Without the pictures, reproduce the records that follow exactly.
* Begin SUPPLIED DATA *
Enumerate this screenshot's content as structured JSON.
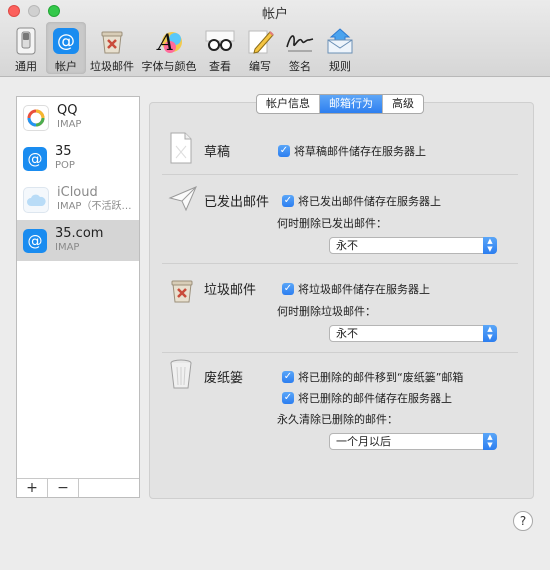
{
  "window": {
    "title": "帐户"
  },
  "toolbar": {
    "items": [
      {
        "label": "通用",
        "icon": "general-switch-icon"
      },
      {
        "label": "帐户",
        "icon": "at-sign-icon",
        "selected": true
      },
      {
        "label": "垃圾邮件",
        "icon": "junk-trash-icon"
      },
      {
        "label": "字体与颜色",
        "icon": "fonts-colors-icon"
      },
      {
        "label": "查看",
        "icon": "glasses-icon"
      },
      {
        "label": "编写",
        "icon": "pencil-icon"
      },
      {
        "label": "签名",
        "icon": "signature-icon"
      },
      {
        "label": "规则",
        "icon": "rules-envelope-icon"
      }
    ]
  },
  "accounts": [
    {
      "name": "QQ",
      "type": "IMAP",
      "icon": "qq-account-icon"
    },
    {
      "name": "35",
      "type": "POP",
      "icon": "at-account-icon"
    },
    {
      "name": "iCloud",
      "type": "IMAP（不活跃…",
      "icon": "icloud-icon",
      "dim": true
    },
    {
      "name": "35.com",
      "type": "IMAP",
      "icon": "at-account-icon",
      "selected": true
    }
  ],
  "list_footer": {
    "add": "+",
    "remove": "−"
  },
  "tabs": {
    "info": "帐户信息",
    "behavior": "邮箱行为",
    "advanced": "高级",
    "active": "behavior"
  },
  "drafts": {
    "title": "草稿",
    "store_label": "将草稿邮件储存在服务器上"
  },
  "sent": {
    "title": "已发出邮件",
    "store_label": "将已发出邮件储存在服务器上",
    "delete_label": "何时删除已发出邮件：",
    "delete_value": "永不"
  },
  "junk": {
    "title": "垃圾邮件",
    "store_label": "将垃圾邮件储存在服务器上",
    "delete_label": "何时删除垃圾邮件：",
    "delete_value": "永不"
  },
  "trash": {
    "title": "废纸篓",
    "move_label": "将已删除的邮件移到“废纸篓”邮箱",
    "store_label": "将已删除的邮件储存在服务器上",
    "erase_label": "永久清除已删除的邮件：",
    "erase_value": "一个月以后"
  },
  "help": "?",
  "colors": {
    "accent": "#2d7ff0",
    "selected_row": "#d5d5d5"
  }
}
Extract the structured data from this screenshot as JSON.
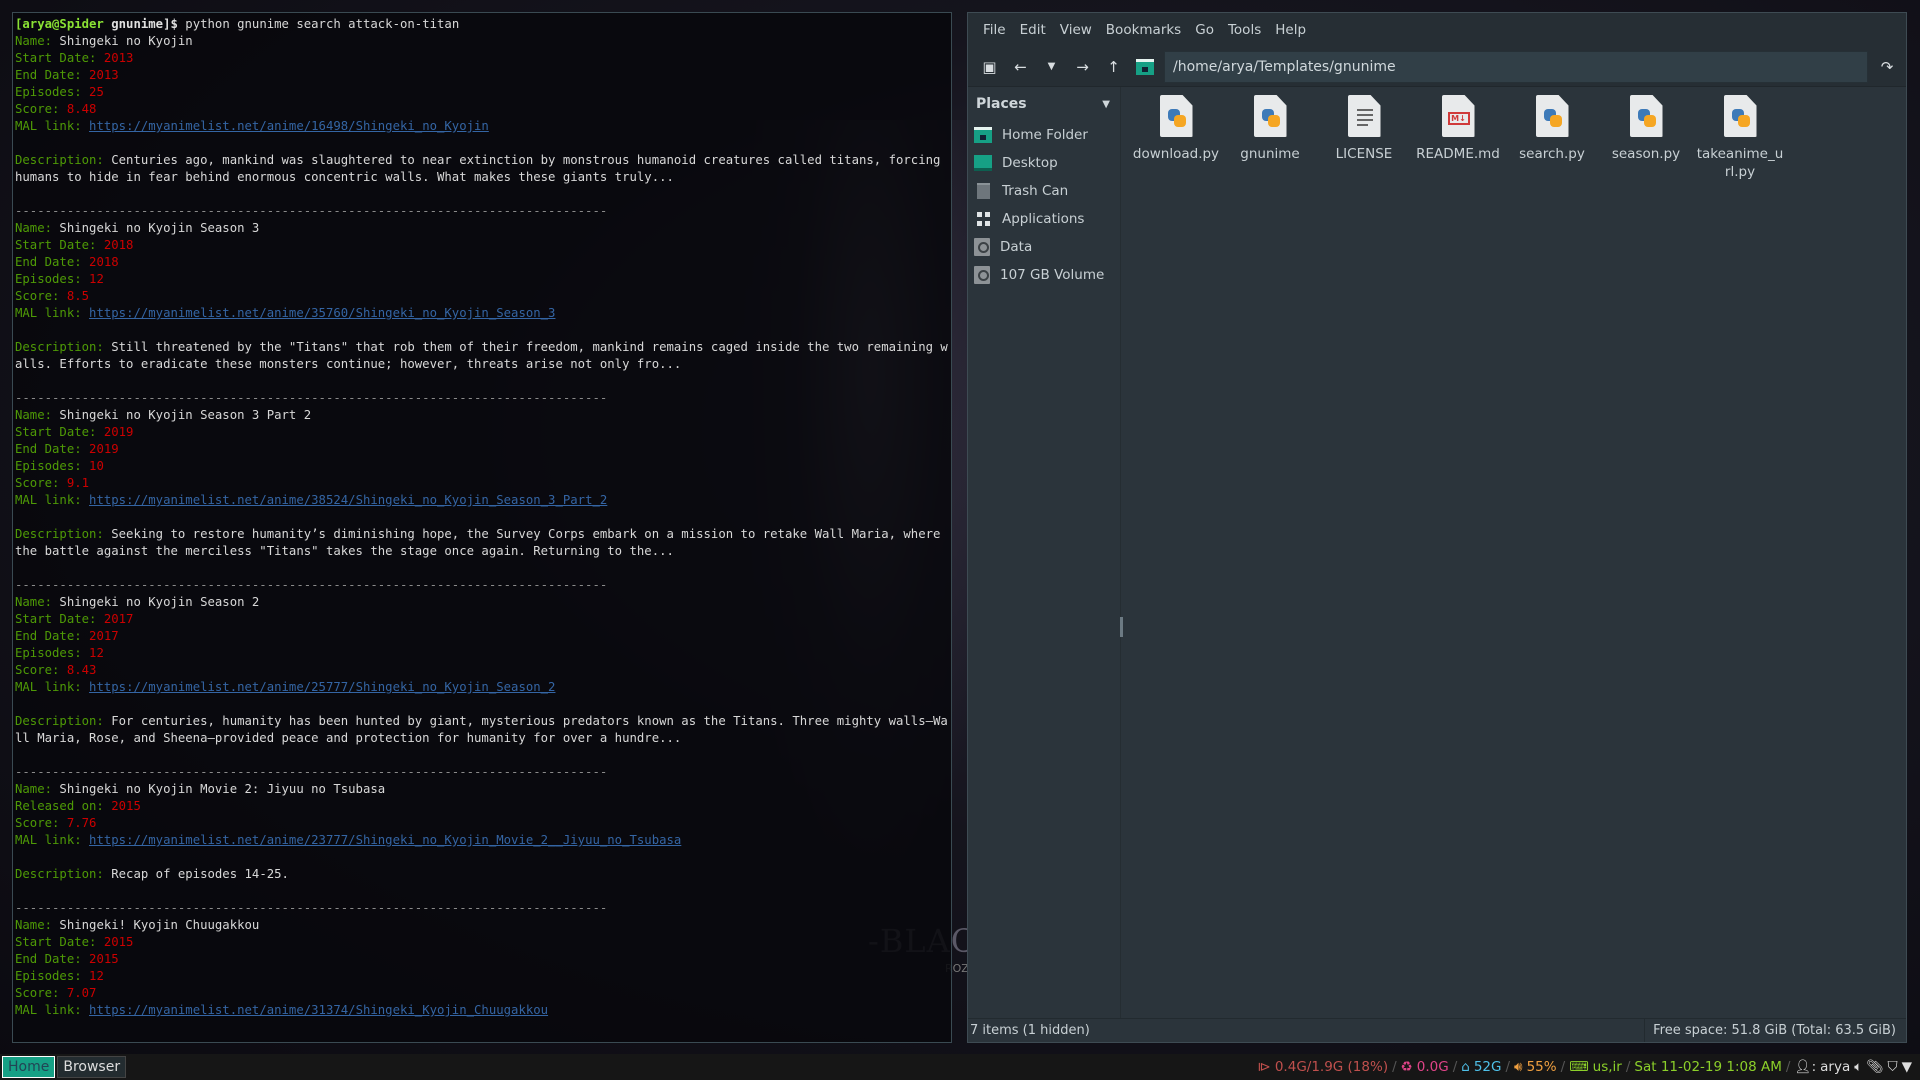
{
  "terminal": {
    "prompt_user": "[arya@Spider",
    "prompt_dir": "gnunime]$",
    "command": "python gnunime search attack-on-titan",
    "separator": "--------------------------------------------------------------------------------",
    "labels": {
      "name": "Name: ",
      "start": "Start Date: ",
      "end": "End Date: ",
      "episodes": "Episodes: ",
      "score": "Score: ",
      "mal": "MAL link: ",
      "desc": "Description:  ",
      "released": "Released on: "
    },
    "results": [
      {
        "name": "Shingeki no Kyojin",
        "start": "2013",
        "end": "2013",
        "episodes": "25",
        "score": "8.48",
        "mal": "https://myanimelist.net/anime/16498/Shingeki_no_Kyojin",
        "desc": "Centuries ago, mankind was slaughtered to near extinction by monstrous humanoid creatures called titans, forcing humans to hide in fear behind enormous concentric walls. What makes these giants truly..."
      },
      {
        "name": "Shingeki no Kyojin Season 3",
        "start": "2018",
        "end": "2018",
        "episodes": "12",
        "score": "8.5",
        "mal": "https://myanimelist.net/anime/35760/Shingeki_no_Kyojin_Season_3",
        "desc": "Still threatened by the \"Titans\" that rob them of their freedom, mankind remains caged inside the two remaining walls. Efforts to eradicate these monsters continue; however, threats arise not only fro..."
      },
      {
        "name": "Shingeki no Kyojin Season 3 Part 2",
        "start": "2019",
        "end": "2019",
        "episodes": "10",
        "score": "9.1",
        "mal": "https://myanimelist.net/anime/38524/Shingeki_no_Kyojin_Season_3_Part_2",
        "desc": "Seeking to restore humanity’s diminishing hope, the Survey Corps embark on a mission to retake Wall Maria, where the battle against the merciless \"Titans\" takes the stage once again. Returning to the..."
      },
      {
        "name": "Shingeki no Kyojin Season 2",
        "start": "2017",
        "end": "2017",
        "episodes": "12",
        "score": "8.43",
        "mal": "https://myanimelist.net/anime/25777/Shingeki_no_Kyojin_Season_2",
        "desc": "For centuries, humanity has been hunted by giant, mysterious predators known as the Titans. Three mighty walls—Wall Maria, Rose, and Sheena—provided peace and protection for humanity for over a hundre..."
      },
      {
        "name": "Shingeki no Kyojin Movie 2: Jiyuu no Tsubasa",
        "released": "2015",
        "score": "7.76",
        "mal": "https://myanimelist.net/anime/23777/Shingeki_no_Kyojin_Movie_2__Jiyuu_no_Tsubasa",
        "desc": "Recap of episodes 14-25."
      },
      {
        "name": "Shingeki! Kyojin Chuugakkou",
        "start": "2015",
        "end": "2015",
        "episodes": "12",
        "score": "7.07",
        "mal": "https://myanimelist.net/anime/31374/Shingeki_Kyojin_Chuugakkou"
      }
    ]
  },
  "wallpaper": {
    "title": "-BLACK",
    "sub": "ROZ"
  },
  "file_manager": {
    "menu": [
      "File",
      "Edit",
      "View",
      "Bookmarks",
      "Go",
      "Tools",
      "Help"
    ],
    "path": "/home/arya/Templates/gnunime",
    "places_label": "Places",
    "places": [
      {
        "label": "Home Folder",
        "icon": "home-folder-icon"
      },
      {
        "label": "Desktop",
        "icon": "desktop-icon"
      },
      {
        "label": "Trash Can",
        "icon": "trash-icon"
      },
      {
        "label": "Applications",
        "icon": "applications-icon"
      },
      {
        "label": "Data",
        "icon": "drive-icon"
      },
      {
        "label": "107 GB Volume",
        "icon": "drive-icon"
      }
    ],
    "files": [
      {
        "name": "download.py",
        "type": "python"
      },
      {
        "name": "gnunime",
        "type": "python"
      },
      {
        "name": "LICENSE",
        "type": "text"
      },
      {
        "name": "README.md",
        "type": "markdown"
      },
      {
        "name": "search.py",
        "type": "python"
      },
      {
        "name": "season.py",
        "type": "python"
      },
      {
        "name": "takeanime_url.py",
        "type": "python"
      }
    ],
    "status_left": "7 items (1 hidden)",
    "status_right": "Free space: 51.8 GiB (Total: 63.5 GiB)"
  },
  "panel": {
    "workspaces": [
      {
        "label": "Home",
        "active": true
      },
      {
        "label": "Browser",
        "active": false
      }
    ],
    "memory": "0.4G/1.9G (18%)",
    "swap": "0.0G",
    "disk": "52G",
    "volume": "55%",
    "keyboard": "us,ir",
    "datetime": "Sat 11-02-19  1:08 AM",
    "user": "arya"
  }
}
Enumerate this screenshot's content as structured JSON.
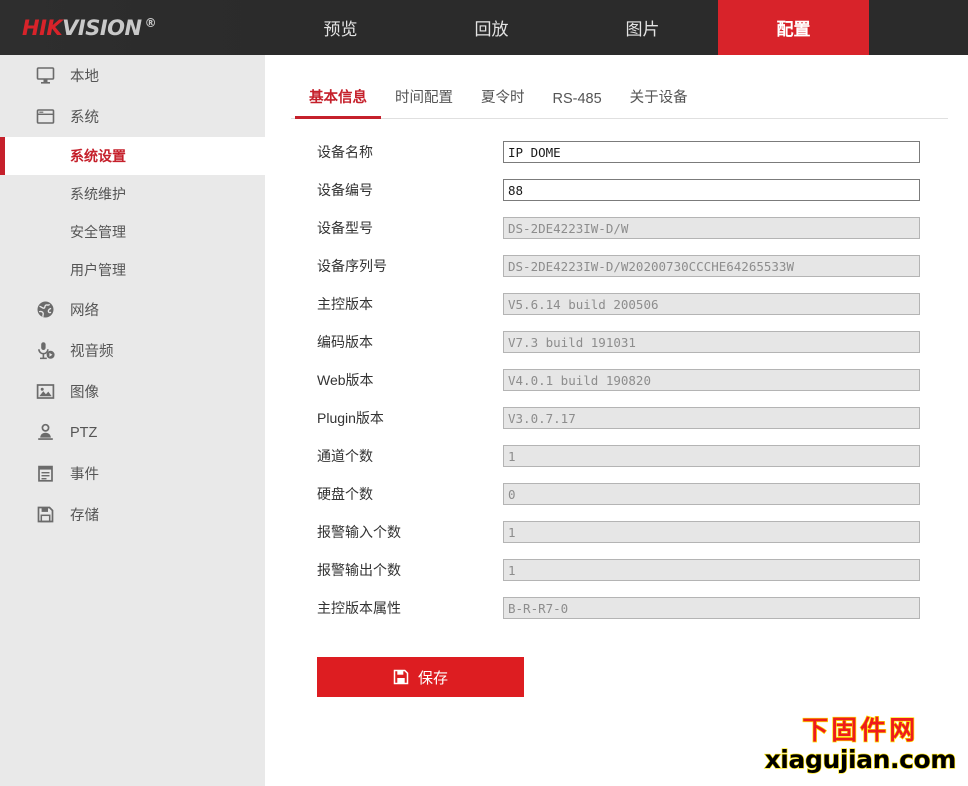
* End SUPPLIED DATA *
» RESPONSE TO THIS TASK
Enumerate this screenshot's content as structured JSON.
{
  "window": {
    "title": "帐户"
  },
  "toolbar": {
    "items": [
      {
        "label": "通用",
        "icon": "general-switch-icon"
      },
      {
        "label": "帐户",
        "icon": "at-sign-icon",
        "selected": true
      },
      {
        "label": "垃圾邮件",
        "icon": "junk-trash-icon"
      },
      {
        "label": "字体与颜色",
        "icon": "fonts-colors-icon"
      },
      {
        "label": "查看",
        "icon": "glasses-icon"
      },
      {
        "label": "编写",
        "icon": "pencil-icon"
      },
      {
        "label": "签名",
        "icon": "signature-icon"
      },
      {
        "label": "规则",
        "icon": "rules-envelope-icon"
      }
    ]
  },
  "accounts": [
    {
      "name": "QQ",
      "type": "IMAP",
      "icon": "qq-account-icon"
    },
    {
      "name": "35",
      "type": "POP",
      "icon": "at-account-icon"
    },
    {
      "name": "iCloud",
      "type": "IMAP（不活跃…",
      "icon": "icloud-icon",
      "dim": true
    },
    {
      "name": "35.com",
      "type": "IMAP",
      "icon": "at-account-icon",
      "selected": true
    }
  ],
  "list_footer": {
    "add": "+",
    "remove": "−"
  },
  "tabs": {
    "info": "帐户信息",
    "behavior": "邮箱行为",
    "advanced": "高级",
    "active": "behavior"
  },
  "drafts": {
    "title": "草稿",
    "store_label": "将草稿邮件储存在服务器上"
  },
  "sent": {
    "title": "已发出邮件",
    "store_label": "将已发出邮件储存在服务器上",
    "delete_label": "何时删除已发出邮件：",
    "delete_value": "永不"
  },
  "junk": {
    "title": "垃圾邮件",
    "store_label": "将垃圾邮件储存在服务器上",
    "delete_label": "何时删除垃圾邮件：",
    "delete_value": "永不"
  },
  "trash": {
    "title": "废纸篓",
    "move_label": "将已删除的邮件移到“废纸篓”邮箱",
    "store_label": "将已删除的邮件储存在服务器上",
    "erase_label": "永久清除已删除的邮件：",
    "erase_value": "一个月以后"
  },
  "help": "?",
  "colors": {
    "accent": "#2d7ff0",
    "selected_row": "#d5d5d5"
  }
}
Extract the structured data from this screenshot as JSON.
{
  "terminal": {
    "prompt_user": "[arya@Spider",
    "prompt_dir": "gnunime]$",
    "command": "python gnunime search attack-on-titan",
    "separator": "--------------------------------------------------------------------------------",
    "labels": {
      "name": "Name: ",
      "start": "Start Date: ",
      "end": "End Date: ",
      "episodes": "Episodes: ",
      "score": "Score: ",
      "mal": "MAL link: ",
      "desc": "Description:  ",
      "released": "Released on: "
    },
    "results": [
      {
        "name": "Shingeki no Kyojin",
        "start": "2013",
        "end": "2013",
        "episodes": "25",
        "score": "8.48",
        "mal": "https://myanimelist.net/anime/16498/Shingeki_no_Kyojin",
        "desc": "Centuries ago, mankind was slaughtered to near extinction by monstrous humanoid creatures called titans, forcing humans to hide in fear behind enormous concentric walls. What makes these giants truly..."
      },
      {
        "name": "Shingeki no Kyojin Season 3",
        "start": "2018",
        "end": "2018",
        "episodes": "12",
        "score": "8.5",
        "mal": "https://myanimelist.net/anime/35760/Shingeki_no_Kyojin_Season_3",
        "desc": "Still threatened by the \"Titans\" that rob them of their freedom, mankind remains caged inside the two remaining walls. Efforts to eradicate these monsters continue; however, threats arise not only fro..."
      },
      {
        "name": "Shingeki no Kyojin Season 3 Part 2",
        "start": "2019",
        "end": "2019",
        "episodes": "10",
        "score": "9.1",
        "mal": "https://myanimelist.net/anime/38524/Shingeki_no_Kyojin_Season_3_Part_2",
        "desc": "Seeking to restore humanity’s diminishing hope, the Survey Corps embark on a mission to retake Wall Maria, where the battle against the merciless \"Titans\" takes the stage once again. Returning to the..."
      },
      {
        "name": "Shingeki no Kyojin Season 2",
        "start": "2017",
        "end": "2017",
        "episodes": "12",
        "score": "8.43",
        "mal": "https://myanimelist.net/anime/25777/Shingeki_no_Kyojin_Season_2",
        "desc": "For centuries, humanity has been hunted by giant, mysterious predators known as the Titans. Three mighty walls—Wall Maria, Rose, and Sheena—provided peace and protection for humanity for over a hundre..."
      },
      {
        "name": "Shingeki no Kyojin Movie 2: Jiyuu no Tsubasa",
        "released": "2015",
        "score": "7.76",
        "mal": "https://myanimelist.net/anime/23777/Shingeki_no_Kyojin_Movie_2__Jiyuu_no_Tsubasa",
        "desc": "Recap of episodes 14-25."
      },
      {
        "name": "Shingeki! Kyojin Chuugakkou",
        "start": "2015",
        "end": "2015",
        "episodes": "12",
        "score": "7.07",
        "mal": "https://myanimelist.net/anime/31374/Shingeki_Kyojin_Chuugakkou"
      }
    ]
  },
  "wallpaper": {
    "title": "-BLACK",
    "sub": "ROZ"
  },
  "file_manager": {
    "menu": [
      "File",
      "Edit",
      "View",
      "Bookmarks",
      "Go",
      "Tools",
      "Help"
    ],
    "path": "/home/arya/Templates/gnunime",
    "places_label": "Places",
    "places": [
      {
        "label": "Home Folder",
        "icon": "home-folder-icon"
      },
      {
        "label": "Desktop",
        "icon": "desktop-icon"
      },
      {
        "label": "Trash Can",
        "icon": "trash-icon"
      },
      {
        "label": "Applications",
        "icon": "applications-icon"
      },
      {
        "label": "Data",
        "icon": "drive-icon"
      },
      {
        "label": "107 GB Volume",
        "icon": "drive-icon"
      }
    ],
    "files": [
      {
        "name": "download.py",
        "type": "python"
      },
      {
        "name": "gnunime",
        "type": "python"
      },
      {
        "name": "LICENSE",
        "type": "text"
      },
      {
        "name": "README.md",
        "type": "markdown"
      },
      {
        "name": "search.py",
        "type": "python"
      },
      {
        "name": "season.py",
        "type": "python"
      },
      {
        "name": "takeanime_url.py",
        "type": "python"
      }
    ],
    "status_left": "7 items (1 hidden)",
    "status_right": "Free space: 51.8 GiB (Total: 63.5 GiB)"
  },
  "panel": {
    "workspaces": [
      {
        "label": "Home",
        "active": true
      },
      {
        "label": "Browser",
        "active": false
      }
    ],
    "memory": "0.4G/1.9G (18%)",
    "swap": "0.0G",
    "disk": "52G",
    "volume": "55%",
    "keyboard": "us,ir",
    "datetime": "Sat 11-02-19  1:08 AM",
    "user": "arya"
  }
}
Enumerate this screenshot's content as structured JSON.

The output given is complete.